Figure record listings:
** begin **

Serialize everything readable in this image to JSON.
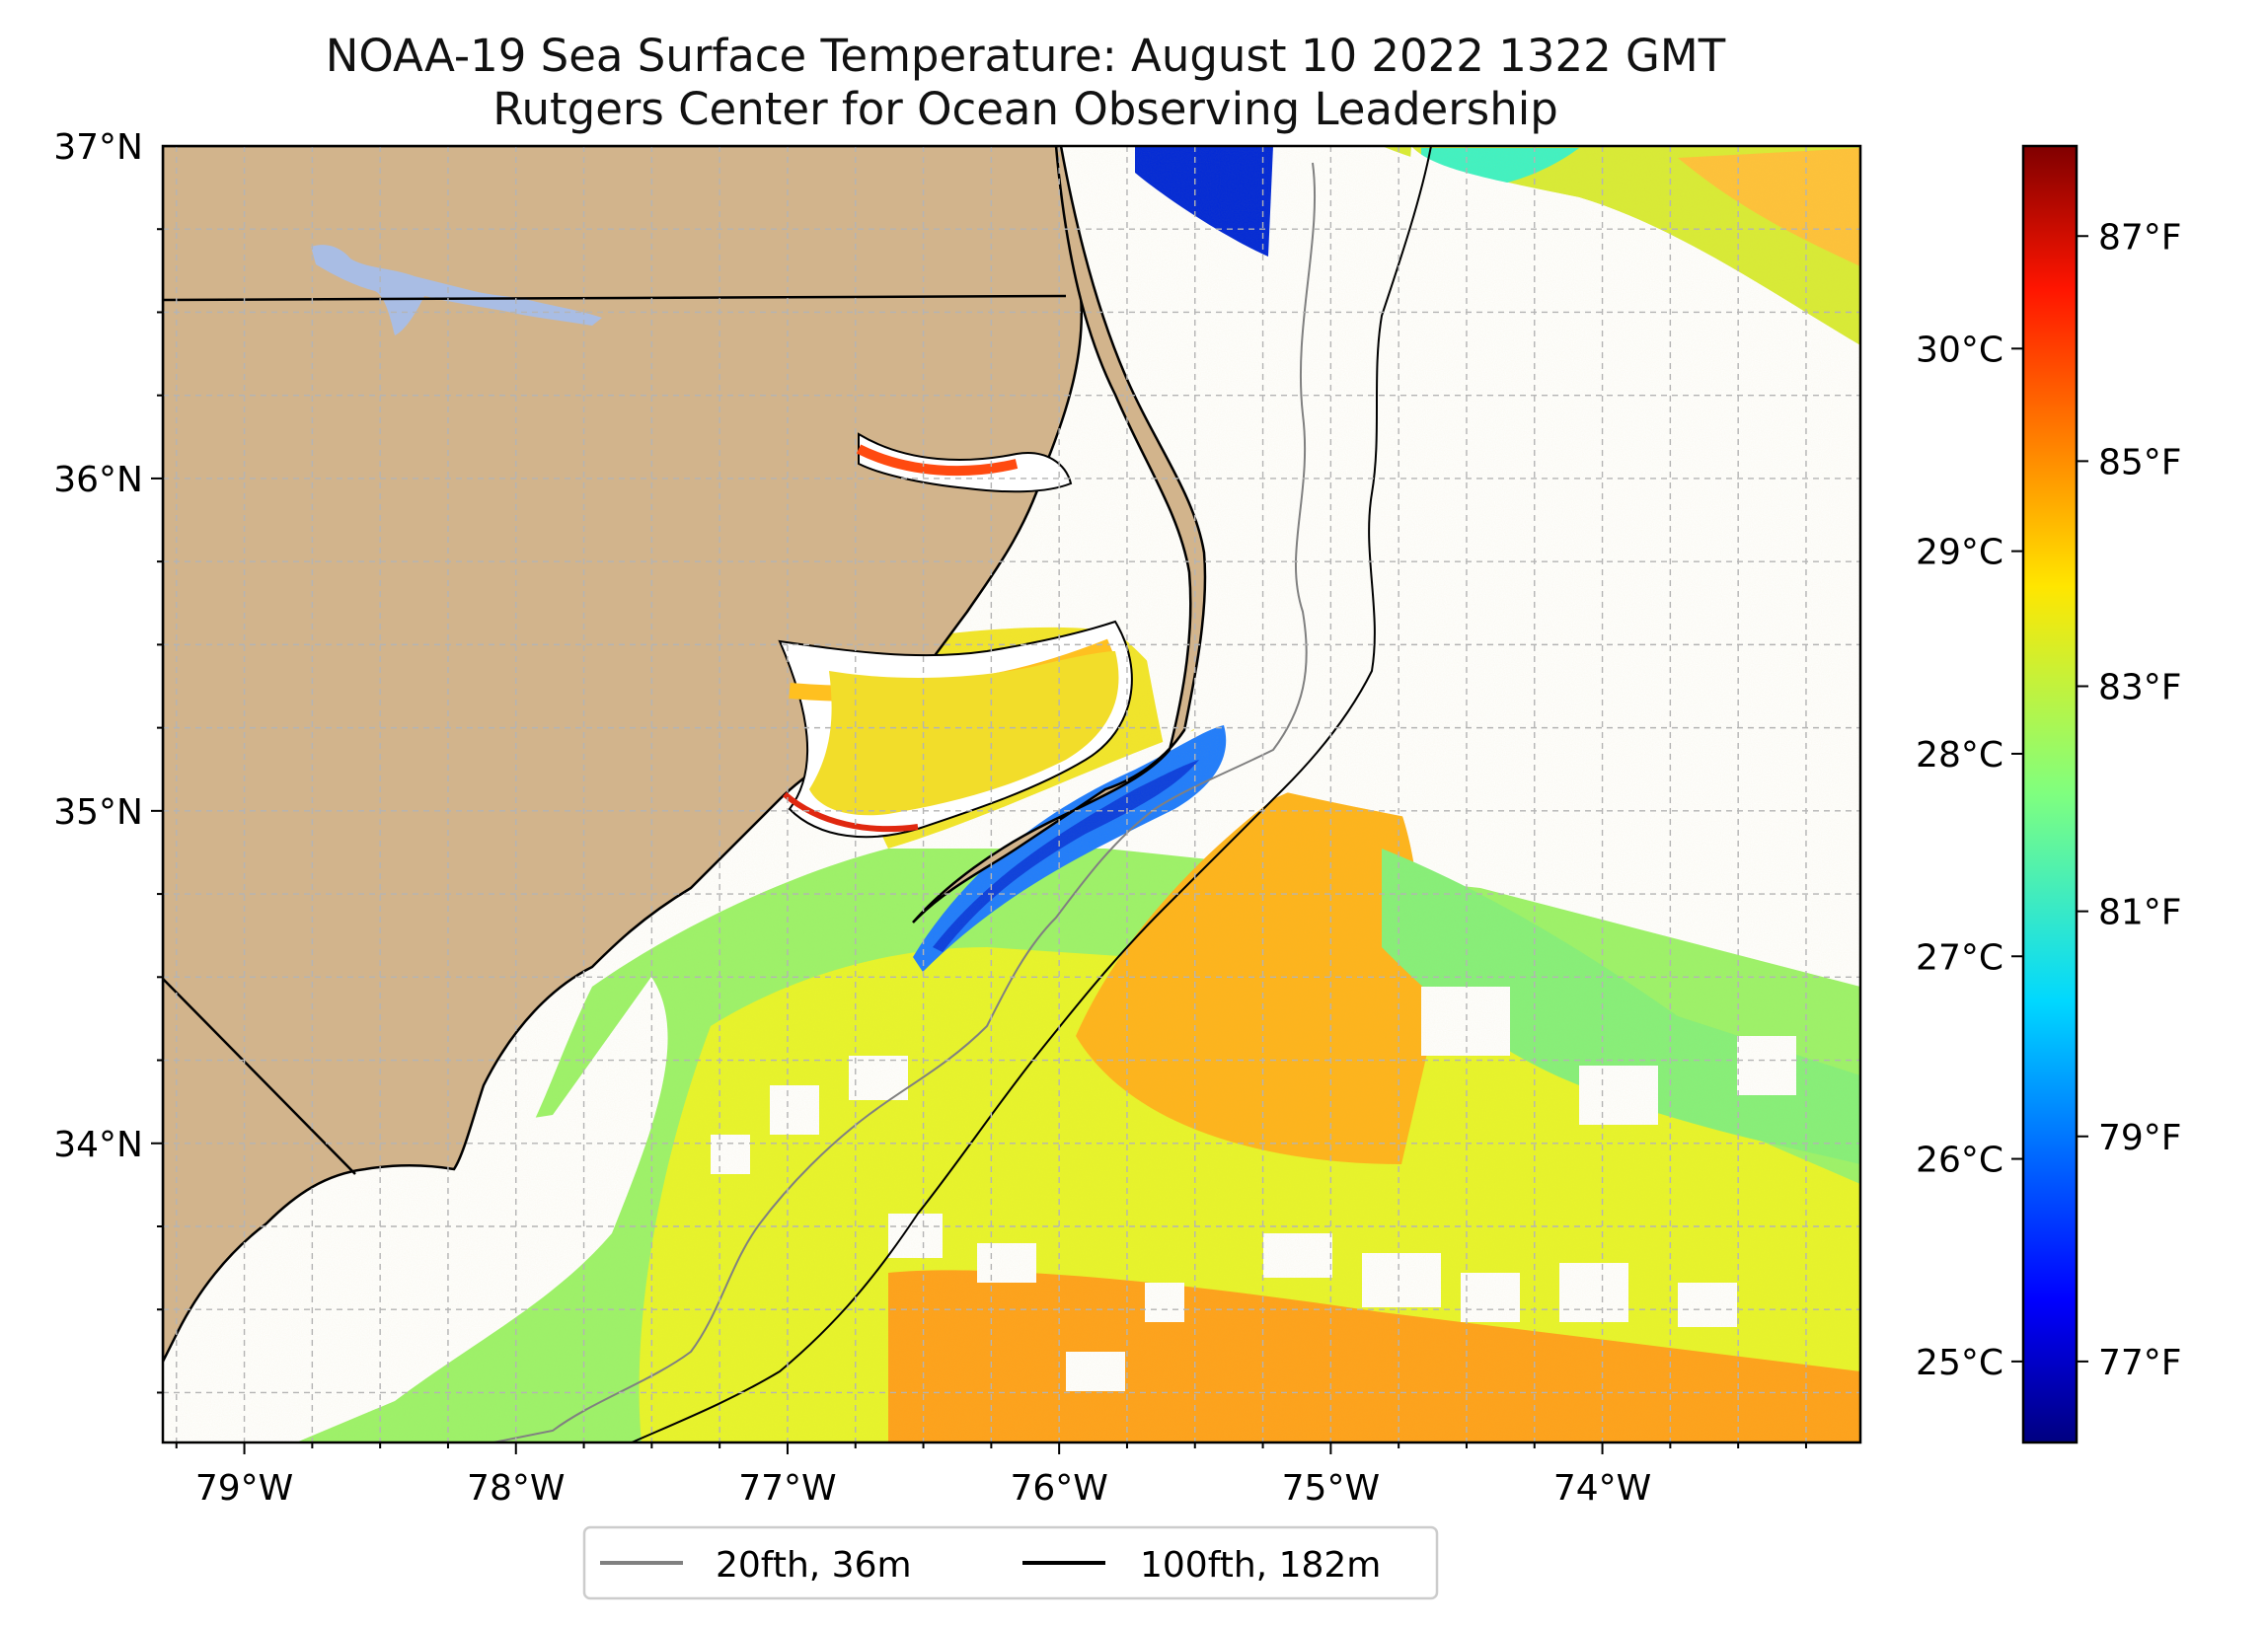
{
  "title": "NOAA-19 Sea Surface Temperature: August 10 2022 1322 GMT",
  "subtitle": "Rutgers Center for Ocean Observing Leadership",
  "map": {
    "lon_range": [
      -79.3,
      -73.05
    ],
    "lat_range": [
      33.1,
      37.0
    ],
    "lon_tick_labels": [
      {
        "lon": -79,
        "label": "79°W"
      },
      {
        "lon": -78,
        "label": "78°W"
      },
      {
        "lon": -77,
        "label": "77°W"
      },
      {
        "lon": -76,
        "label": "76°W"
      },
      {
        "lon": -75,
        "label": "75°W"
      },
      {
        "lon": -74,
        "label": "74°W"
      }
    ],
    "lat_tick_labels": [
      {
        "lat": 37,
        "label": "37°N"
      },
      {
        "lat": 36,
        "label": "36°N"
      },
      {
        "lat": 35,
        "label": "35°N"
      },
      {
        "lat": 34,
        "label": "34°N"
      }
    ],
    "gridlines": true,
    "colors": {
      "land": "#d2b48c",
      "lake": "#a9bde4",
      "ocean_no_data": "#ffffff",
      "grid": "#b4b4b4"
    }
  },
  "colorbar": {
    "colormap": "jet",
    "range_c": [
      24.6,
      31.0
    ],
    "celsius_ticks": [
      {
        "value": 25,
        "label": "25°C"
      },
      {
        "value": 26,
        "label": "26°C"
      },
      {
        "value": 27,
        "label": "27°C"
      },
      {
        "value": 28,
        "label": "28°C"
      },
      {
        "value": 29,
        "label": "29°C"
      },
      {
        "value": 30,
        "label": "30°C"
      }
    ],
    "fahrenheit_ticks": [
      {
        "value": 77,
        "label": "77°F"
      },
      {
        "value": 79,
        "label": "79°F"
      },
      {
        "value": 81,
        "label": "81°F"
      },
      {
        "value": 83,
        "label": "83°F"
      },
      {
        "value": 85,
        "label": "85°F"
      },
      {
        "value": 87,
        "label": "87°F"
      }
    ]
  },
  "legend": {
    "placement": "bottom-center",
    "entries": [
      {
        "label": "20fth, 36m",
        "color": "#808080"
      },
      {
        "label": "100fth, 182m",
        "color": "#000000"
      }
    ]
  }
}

** end **
** begin **

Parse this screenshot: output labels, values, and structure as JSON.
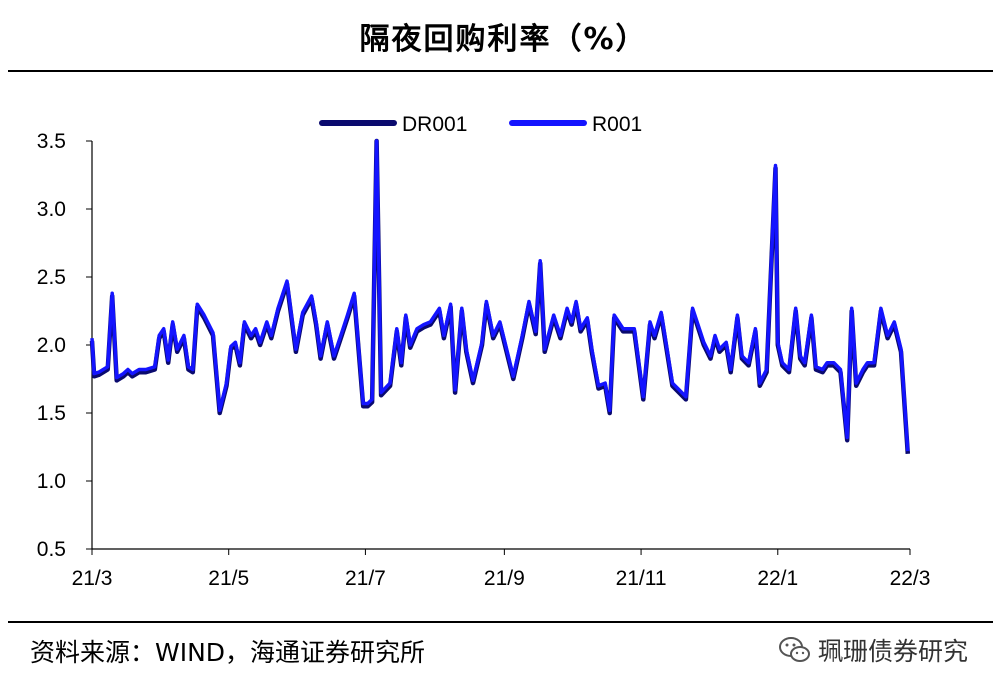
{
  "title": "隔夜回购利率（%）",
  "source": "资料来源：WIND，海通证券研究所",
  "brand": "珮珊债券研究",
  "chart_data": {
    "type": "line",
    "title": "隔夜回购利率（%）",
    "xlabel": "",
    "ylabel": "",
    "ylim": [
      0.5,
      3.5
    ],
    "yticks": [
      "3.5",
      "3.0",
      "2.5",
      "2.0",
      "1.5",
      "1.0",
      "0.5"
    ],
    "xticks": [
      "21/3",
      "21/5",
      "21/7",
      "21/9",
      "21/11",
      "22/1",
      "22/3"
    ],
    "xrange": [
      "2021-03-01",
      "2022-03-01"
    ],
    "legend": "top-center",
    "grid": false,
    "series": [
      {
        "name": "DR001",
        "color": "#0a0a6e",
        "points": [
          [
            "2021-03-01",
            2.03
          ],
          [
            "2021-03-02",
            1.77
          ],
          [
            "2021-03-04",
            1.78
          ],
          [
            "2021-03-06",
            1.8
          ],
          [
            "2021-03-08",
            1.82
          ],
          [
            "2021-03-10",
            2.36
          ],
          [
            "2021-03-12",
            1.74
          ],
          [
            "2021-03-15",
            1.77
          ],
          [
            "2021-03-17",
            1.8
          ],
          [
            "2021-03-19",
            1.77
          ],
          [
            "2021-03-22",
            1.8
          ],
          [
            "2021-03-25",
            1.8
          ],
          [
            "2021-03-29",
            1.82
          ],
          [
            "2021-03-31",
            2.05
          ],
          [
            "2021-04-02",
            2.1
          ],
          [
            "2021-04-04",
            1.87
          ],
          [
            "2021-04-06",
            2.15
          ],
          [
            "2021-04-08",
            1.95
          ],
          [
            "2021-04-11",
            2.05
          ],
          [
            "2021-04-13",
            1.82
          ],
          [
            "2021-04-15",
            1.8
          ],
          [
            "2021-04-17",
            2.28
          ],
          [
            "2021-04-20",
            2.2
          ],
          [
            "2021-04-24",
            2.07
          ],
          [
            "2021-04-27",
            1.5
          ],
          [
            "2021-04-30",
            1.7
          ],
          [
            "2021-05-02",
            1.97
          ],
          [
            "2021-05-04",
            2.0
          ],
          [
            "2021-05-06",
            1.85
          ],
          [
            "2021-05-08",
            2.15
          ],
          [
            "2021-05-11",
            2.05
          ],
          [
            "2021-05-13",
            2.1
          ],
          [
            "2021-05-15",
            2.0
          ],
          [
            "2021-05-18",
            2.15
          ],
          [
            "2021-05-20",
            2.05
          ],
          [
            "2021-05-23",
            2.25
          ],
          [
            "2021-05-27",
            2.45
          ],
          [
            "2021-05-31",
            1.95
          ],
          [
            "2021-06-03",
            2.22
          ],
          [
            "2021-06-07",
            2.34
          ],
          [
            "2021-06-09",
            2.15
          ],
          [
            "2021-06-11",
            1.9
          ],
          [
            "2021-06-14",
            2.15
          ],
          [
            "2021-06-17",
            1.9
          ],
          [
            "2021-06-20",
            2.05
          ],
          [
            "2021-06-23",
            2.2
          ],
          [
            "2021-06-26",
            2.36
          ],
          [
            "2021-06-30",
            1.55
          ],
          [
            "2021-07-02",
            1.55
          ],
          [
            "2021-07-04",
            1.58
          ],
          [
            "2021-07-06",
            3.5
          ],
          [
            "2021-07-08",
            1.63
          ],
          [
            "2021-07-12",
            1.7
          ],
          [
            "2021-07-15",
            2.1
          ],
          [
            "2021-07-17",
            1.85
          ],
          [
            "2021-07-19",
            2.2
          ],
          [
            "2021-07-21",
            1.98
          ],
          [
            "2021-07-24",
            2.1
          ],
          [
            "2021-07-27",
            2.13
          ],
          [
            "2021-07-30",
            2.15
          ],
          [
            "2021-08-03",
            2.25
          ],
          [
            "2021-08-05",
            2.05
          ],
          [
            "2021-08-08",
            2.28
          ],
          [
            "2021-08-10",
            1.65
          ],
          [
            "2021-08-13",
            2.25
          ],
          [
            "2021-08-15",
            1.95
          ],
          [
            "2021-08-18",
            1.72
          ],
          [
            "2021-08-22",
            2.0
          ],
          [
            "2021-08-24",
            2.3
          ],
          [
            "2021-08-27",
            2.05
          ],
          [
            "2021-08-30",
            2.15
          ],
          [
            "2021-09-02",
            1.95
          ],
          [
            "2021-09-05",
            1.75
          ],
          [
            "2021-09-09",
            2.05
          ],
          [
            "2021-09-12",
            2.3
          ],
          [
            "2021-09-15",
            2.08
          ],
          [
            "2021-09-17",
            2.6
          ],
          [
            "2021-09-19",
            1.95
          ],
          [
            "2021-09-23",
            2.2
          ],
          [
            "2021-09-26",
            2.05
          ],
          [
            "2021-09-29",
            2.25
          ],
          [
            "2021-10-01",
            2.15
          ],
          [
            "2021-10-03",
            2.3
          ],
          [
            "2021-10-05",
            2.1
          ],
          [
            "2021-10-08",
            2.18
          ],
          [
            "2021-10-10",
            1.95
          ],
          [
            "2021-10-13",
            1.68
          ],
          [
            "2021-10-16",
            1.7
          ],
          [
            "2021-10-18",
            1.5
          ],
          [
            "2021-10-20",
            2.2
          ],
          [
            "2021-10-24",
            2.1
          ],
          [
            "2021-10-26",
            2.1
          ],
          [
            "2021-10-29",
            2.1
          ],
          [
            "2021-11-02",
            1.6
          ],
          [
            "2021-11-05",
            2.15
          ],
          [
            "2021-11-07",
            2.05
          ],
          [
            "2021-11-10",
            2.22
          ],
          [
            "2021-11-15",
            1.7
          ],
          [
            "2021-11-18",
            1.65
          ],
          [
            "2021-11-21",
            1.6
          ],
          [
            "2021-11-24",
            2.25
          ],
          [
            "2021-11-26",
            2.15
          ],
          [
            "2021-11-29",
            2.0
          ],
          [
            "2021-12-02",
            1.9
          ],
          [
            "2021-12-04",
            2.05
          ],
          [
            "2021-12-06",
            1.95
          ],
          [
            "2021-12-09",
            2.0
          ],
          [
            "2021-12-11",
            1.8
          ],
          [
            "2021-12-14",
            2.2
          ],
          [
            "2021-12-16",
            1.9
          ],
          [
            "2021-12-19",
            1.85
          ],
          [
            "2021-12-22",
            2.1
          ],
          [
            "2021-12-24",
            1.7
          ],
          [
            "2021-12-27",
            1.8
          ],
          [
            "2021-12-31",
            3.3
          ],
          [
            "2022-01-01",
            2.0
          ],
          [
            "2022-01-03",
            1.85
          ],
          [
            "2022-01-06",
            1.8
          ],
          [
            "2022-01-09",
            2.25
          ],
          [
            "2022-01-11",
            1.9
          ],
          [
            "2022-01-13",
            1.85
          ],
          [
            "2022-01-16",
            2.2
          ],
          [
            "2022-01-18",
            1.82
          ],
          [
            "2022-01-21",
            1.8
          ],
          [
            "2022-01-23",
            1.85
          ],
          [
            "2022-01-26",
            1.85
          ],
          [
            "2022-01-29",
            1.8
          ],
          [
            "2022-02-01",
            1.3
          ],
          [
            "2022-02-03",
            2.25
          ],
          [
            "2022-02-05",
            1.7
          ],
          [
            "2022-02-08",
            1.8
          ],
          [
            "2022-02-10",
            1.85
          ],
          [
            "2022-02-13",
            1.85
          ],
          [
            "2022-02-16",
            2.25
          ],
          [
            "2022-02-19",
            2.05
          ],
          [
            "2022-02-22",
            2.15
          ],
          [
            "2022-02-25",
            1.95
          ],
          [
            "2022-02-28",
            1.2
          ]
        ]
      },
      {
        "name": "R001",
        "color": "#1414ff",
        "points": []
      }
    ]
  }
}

** end **

In the material above, show every line where the word "JSON" turns up.

THE ANSWER >>
Serialize everything readable in this image to JSON.
Parse this screenshot: output labels, values, and structure as JSON.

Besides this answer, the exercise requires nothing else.